[ABOUT THIS TASK]:
Please tally the lines below that contain the string "Centre" and reply with that figure only.
*** SUPPLIED DATA ***
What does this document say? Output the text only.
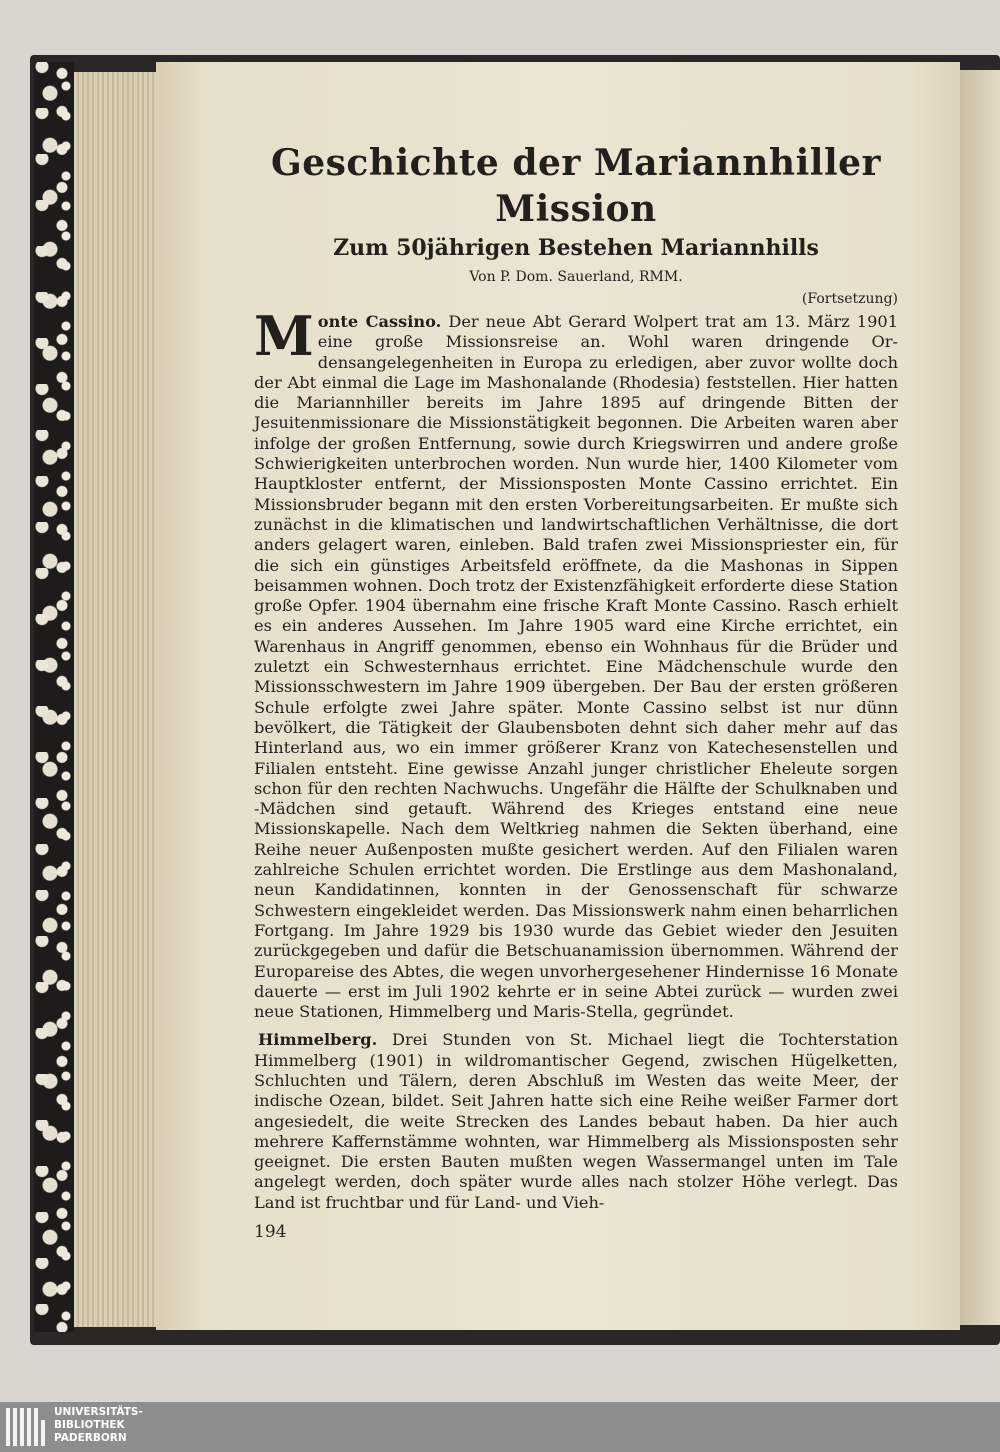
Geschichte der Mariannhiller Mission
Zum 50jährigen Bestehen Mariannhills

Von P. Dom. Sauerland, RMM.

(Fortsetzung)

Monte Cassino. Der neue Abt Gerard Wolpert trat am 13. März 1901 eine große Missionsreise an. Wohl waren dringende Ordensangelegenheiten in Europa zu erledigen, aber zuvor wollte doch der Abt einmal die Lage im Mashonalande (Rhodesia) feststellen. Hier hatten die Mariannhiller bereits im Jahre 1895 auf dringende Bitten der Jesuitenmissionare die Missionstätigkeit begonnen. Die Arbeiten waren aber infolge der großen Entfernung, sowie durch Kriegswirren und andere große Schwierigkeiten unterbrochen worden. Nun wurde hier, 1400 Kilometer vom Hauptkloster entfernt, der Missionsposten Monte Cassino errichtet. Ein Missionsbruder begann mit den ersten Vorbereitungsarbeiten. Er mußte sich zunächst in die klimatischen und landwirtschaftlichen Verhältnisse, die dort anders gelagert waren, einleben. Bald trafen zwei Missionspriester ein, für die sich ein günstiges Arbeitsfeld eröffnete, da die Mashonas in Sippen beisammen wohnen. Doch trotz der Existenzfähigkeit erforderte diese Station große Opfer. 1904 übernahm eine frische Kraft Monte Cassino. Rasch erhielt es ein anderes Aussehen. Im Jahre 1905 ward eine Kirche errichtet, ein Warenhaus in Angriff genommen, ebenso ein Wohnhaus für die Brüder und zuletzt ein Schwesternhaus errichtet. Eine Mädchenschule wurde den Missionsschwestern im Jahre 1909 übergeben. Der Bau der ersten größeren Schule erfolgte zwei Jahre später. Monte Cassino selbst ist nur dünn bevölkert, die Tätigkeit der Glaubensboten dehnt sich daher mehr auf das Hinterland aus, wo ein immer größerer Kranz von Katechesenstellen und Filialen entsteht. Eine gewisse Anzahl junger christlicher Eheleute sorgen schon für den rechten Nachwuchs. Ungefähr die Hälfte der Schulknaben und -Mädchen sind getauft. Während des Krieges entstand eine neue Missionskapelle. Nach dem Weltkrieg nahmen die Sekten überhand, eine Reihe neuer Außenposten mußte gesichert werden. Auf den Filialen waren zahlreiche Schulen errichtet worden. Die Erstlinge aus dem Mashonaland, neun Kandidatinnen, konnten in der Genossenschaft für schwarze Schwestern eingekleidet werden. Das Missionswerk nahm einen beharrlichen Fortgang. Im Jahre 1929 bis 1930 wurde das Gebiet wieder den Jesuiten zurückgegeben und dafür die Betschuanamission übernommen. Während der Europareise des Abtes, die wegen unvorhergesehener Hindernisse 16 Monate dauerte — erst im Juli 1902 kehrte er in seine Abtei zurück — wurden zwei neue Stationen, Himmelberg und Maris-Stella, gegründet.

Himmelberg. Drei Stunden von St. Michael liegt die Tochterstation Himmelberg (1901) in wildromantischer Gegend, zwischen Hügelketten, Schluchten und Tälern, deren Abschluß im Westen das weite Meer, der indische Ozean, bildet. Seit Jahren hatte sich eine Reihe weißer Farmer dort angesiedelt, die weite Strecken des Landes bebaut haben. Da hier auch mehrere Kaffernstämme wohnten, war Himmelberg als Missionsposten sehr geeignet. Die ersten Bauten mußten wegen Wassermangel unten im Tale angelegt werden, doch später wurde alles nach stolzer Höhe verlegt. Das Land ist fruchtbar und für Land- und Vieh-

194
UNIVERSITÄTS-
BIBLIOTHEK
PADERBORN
*** End of SUPPLIED DATA ***
*** SUPPLIED DATA ***
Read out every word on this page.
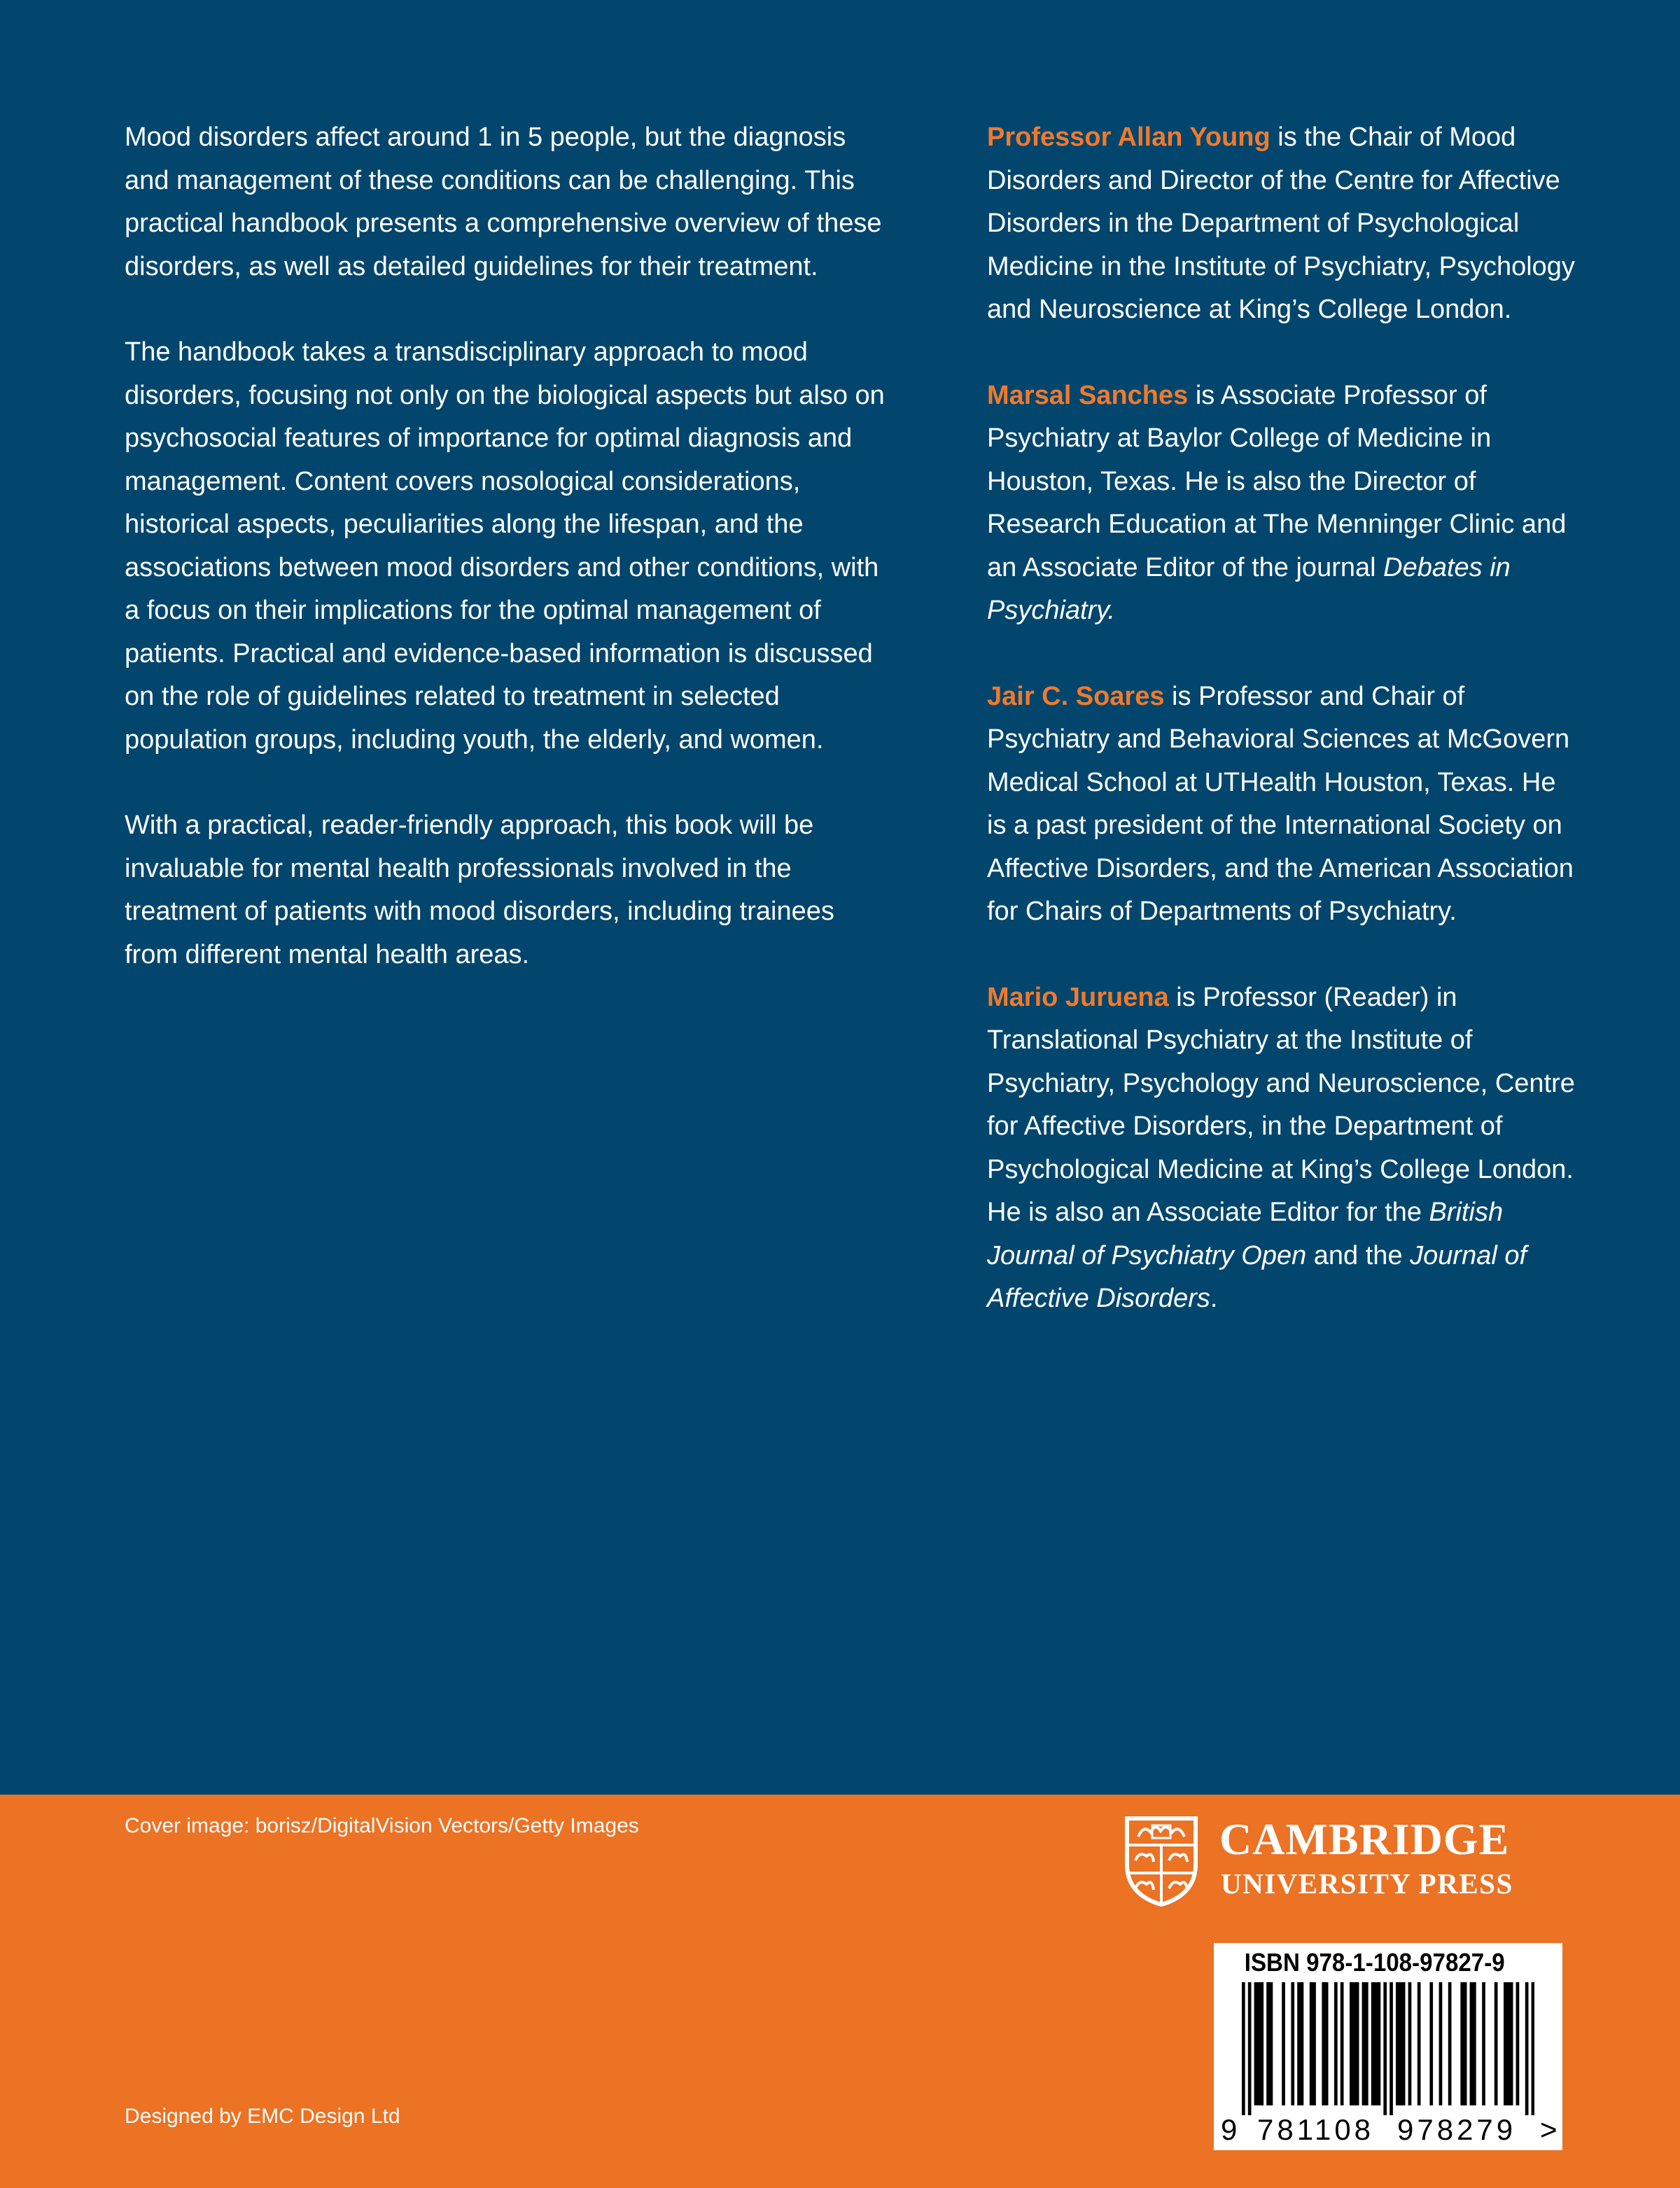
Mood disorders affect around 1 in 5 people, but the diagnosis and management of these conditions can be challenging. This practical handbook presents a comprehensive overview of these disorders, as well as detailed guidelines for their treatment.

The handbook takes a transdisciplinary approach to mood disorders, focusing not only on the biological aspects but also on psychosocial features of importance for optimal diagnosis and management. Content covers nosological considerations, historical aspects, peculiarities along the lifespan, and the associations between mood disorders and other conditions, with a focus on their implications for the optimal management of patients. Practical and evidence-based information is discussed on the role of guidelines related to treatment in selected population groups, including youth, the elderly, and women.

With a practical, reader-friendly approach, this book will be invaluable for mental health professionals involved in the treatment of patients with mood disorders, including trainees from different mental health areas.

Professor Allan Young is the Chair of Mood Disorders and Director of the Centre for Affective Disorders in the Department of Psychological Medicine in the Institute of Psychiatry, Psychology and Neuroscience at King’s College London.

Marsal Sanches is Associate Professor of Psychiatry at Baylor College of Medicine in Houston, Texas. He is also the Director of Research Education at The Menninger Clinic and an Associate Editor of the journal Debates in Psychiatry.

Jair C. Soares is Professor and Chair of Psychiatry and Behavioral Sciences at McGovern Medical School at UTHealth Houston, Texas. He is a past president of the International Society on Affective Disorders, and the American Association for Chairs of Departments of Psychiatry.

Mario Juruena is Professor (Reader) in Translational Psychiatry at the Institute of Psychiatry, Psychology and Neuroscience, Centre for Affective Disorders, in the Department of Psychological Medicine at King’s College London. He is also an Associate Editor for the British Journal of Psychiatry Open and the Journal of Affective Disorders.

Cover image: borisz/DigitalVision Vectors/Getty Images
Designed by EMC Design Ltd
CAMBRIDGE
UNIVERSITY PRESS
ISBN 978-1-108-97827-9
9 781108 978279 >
*** End of SUPPLIED DATA ***
*** SUPPLIED DATA ***
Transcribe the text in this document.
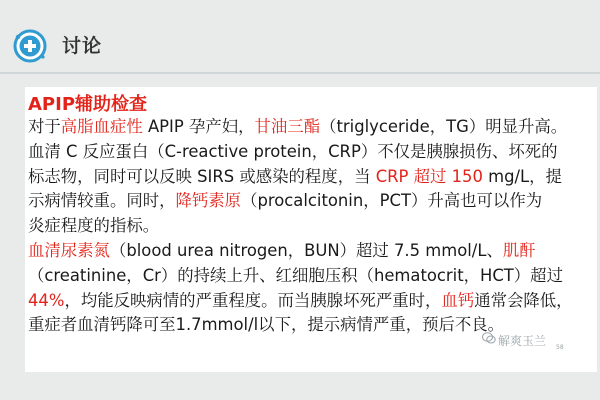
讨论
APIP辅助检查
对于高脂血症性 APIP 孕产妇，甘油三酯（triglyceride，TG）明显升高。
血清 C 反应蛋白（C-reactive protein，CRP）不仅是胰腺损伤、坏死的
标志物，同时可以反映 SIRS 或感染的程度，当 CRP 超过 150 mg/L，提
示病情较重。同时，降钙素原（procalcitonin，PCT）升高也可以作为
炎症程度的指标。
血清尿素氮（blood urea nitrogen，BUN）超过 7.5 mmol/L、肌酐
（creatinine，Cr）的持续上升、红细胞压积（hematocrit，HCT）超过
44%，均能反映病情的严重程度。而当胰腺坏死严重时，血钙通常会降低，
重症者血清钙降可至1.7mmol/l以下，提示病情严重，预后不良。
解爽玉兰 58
*** End of SUPPLIED DATA ***
[RESPONSE]:
2